### [Task description]
Gather the lines that hold the string "marker".

Entries with figure data
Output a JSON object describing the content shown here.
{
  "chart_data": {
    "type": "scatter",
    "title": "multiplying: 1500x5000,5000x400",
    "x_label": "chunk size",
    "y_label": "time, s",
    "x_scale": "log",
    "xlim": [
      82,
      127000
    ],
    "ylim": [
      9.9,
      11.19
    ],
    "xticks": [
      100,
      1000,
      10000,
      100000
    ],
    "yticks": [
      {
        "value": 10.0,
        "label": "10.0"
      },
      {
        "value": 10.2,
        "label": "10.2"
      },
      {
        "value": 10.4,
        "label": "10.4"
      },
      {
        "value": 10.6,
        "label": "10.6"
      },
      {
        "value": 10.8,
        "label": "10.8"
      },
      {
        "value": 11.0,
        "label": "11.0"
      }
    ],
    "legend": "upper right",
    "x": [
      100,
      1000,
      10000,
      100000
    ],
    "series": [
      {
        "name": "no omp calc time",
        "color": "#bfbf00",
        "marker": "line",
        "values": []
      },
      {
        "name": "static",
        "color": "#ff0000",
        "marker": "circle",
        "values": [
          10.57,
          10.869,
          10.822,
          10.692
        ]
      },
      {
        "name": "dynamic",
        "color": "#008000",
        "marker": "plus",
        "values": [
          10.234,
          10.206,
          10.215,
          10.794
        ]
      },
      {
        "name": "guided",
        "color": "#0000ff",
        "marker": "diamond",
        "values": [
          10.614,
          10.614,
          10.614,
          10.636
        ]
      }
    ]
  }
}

### [Solution to this exercise]
        "marker": "line",
        "marker": "circle",
        "marker": "plus",
        "marker": "diamond",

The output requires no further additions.